- [Chart and figure data]:

+++

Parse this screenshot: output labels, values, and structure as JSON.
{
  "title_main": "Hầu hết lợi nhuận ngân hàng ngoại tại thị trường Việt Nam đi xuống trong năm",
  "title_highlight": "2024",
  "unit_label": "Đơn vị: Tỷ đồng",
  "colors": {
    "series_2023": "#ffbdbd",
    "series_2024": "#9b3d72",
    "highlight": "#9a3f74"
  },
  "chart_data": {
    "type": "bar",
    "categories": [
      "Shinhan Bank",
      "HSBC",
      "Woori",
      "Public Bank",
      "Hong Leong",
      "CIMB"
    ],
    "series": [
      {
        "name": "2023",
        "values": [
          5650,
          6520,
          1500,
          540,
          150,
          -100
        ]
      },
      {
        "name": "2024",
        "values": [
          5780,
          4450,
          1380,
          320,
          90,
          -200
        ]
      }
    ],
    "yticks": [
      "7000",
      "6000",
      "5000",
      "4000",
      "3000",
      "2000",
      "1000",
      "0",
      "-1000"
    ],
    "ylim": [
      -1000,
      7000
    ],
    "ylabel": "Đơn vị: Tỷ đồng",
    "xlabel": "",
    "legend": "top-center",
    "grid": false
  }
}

+++

- [Given instruction]: Copy out the full set of records precisely, leaving nothing out.

- [Result of the task]:
Parse this screenshot: output labels, values, and structure as JSON.
{
  "title_main": "Hầu hết lợi nhuận ngân hàng ngoại tại thị trường Việt Nam đi xuống trong năm",
  "title_highlight": "2024",
  "unit_label": "Đơn vị: Tỷ đồng",
  "colors": {
    "series_2023": "#ffbdbd",
    "series_2024": "#9b3d72",
    "highlight": "#9a3f74"
  },
  "chart_data": {
    "type": "bar",
    "categories": [
      "Shinhan Bank",
      "HSBC",
      "Woori",
      "Public Bank",
      "Hong Leong",
      "CIMB"
    ],
    "series": [
      {
        "name": "2023",
        "values": [
          5650,
          6520,
          1500,
          540,
          150,
          -100
        ]
      },
      {
        "name": "2024",
        "values": [
          5780,
          4450,
          1380,
          320,
          90,
          -200
        ]
      }
    ],
    "yticks": [
      "7000",
      "6000",
      "5000",
      "4000",
      "3000",
      "2000",
      "1000",
      "0",
      "-1000"
    ],
    "ylim": [
      -1000,
      7000
    ],
    "ylabel": "Đơn vị: Tỷ đồng",
    "xlabel": "",
    "legend": "top-center",
    "grid": false
  }
}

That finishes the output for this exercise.